Directive:
Filter for the word "right" and keep each matching line.

Entries with figure data:
## Begin
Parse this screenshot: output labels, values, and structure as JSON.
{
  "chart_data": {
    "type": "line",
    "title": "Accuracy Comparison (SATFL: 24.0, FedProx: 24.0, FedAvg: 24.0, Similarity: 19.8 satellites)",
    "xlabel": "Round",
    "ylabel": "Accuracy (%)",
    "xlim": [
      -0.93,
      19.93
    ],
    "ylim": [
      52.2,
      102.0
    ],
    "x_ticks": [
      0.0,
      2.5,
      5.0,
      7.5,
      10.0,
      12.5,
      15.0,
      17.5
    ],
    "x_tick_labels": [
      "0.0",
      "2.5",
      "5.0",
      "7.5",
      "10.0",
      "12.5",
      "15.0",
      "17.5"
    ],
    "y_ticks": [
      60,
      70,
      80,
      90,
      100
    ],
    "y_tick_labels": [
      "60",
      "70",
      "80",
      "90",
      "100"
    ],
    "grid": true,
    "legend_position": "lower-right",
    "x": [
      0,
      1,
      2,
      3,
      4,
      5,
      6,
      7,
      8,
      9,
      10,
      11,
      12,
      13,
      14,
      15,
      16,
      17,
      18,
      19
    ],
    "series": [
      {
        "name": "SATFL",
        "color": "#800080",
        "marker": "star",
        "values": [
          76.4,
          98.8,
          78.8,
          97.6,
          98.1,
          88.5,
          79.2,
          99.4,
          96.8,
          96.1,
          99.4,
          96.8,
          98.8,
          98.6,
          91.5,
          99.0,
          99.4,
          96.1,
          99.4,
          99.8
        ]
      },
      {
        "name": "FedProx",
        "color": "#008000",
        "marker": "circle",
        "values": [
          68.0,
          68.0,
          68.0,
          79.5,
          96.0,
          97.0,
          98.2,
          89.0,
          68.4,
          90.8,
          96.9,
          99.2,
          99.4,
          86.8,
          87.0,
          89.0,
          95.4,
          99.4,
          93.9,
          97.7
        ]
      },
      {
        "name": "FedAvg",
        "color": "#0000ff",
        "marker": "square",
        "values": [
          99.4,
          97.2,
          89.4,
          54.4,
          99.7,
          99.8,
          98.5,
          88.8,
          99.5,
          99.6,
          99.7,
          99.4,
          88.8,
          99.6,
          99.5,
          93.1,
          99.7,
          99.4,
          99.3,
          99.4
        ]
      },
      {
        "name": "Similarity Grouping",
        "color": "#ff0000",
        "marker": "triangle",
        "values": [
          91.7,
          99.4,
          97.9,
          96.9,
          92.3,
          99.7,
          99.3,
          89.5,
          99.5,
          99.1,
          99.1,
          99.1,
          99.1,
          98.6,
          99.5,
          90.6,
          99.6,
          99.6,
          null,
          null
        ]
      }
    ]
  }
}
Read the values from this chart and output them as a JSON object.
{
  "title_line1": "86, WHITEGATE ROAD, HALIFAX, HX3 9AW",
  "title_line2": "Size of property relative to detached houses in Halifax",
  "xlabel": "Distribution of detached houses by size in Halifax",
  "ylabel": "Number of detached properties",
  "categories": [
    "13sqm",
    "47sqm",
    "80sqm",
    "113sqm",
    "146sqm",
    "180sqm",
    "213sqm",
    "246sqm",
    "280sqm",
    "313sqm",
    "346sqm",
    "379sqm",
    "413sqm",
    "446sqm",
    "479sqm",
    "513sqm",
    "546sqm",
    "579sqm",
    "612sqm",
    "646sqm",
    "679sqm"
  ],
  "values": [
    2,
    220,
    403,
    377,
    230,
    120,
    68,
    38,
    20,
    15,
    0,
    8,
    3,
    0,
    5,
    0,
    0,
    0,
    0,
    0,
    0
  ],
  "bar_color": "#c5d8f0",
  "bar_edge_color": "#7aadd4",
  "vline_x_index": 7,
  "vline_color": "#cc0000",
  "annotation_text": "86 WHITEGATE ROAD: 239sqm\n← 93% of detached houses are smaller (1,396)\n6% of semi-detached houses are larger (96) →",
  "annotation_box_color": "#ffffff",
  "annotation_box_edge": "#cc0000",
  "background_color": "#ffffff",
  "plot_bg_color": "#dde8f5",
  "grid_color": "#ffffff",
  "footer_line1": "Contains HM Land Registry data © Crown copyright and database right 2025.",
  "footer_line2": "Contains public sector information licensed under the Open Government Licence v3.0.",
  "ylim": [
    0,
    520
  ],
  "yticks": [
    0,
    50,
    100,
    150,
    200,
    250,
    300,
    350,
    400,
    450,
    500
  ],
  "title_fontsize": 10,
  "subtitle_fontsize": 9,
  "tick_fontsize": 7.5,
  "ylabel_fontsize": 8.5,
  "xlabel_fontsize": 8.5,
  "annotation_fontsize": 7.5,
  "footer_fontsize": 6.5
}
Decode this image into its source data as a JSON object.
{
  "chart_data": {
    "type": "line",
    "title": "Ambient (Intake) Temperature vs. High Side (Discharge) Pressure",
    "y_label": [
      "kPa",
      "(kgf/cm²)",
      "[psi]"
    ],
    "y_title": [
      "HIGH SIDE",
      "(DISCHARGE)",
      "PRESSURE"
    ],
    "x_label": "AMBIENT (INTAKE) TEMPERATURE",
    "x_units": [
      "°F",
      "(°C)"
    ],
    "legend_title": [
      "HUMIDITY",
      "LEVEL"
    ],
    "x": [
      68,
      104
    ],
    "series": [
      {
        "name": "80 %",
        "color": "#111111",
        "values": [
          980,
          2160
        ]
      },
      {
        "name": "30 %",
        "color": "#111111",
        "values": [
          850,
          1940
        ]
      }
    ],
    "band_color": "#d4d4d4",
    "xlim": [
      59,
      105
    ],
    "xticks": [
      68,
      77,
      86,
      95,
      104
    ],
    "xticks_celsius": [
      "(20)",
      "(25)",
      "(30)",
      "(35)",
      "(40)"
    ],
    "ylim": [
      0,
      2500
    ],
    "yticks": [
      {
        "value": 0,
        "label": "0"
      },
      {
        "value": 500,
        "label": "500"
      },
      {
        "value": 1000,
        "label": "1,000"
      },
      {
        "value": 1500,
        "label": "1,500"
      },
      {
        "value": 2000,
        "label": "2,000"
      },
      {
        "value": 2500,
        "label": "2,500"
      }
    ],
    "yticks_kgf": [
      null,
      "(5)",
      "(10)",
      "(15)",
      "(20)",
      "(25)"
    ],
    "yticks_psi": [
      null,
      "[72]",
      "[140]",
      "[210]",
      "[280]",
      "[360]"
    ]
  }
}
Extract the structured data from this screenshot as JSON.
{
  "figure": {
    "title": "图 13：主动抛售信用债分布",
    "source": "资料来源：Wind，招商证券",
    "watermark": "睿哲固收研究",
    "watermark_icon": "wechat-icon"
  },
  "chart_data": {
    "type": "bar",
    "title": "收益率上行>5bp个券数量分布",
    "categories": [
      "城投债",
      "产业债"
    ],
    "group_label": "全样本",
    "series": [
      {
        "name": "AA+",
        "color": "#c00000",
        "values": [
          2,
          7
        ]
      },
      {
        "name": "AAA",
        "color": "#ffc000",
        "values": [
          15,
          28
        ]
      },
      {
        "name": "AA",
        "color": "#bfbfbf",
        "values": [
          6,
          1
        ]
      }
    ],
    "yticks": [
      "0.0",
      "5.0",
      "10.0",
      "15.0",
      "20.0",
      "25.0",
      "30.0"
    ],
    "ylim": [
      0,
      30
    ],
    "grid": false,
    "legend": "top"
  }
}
## End
Task response:
    "legend_position": "lower-right",
  "footer_line1": "Contains HM Land Registry data © Crown copyright and database right 2025.",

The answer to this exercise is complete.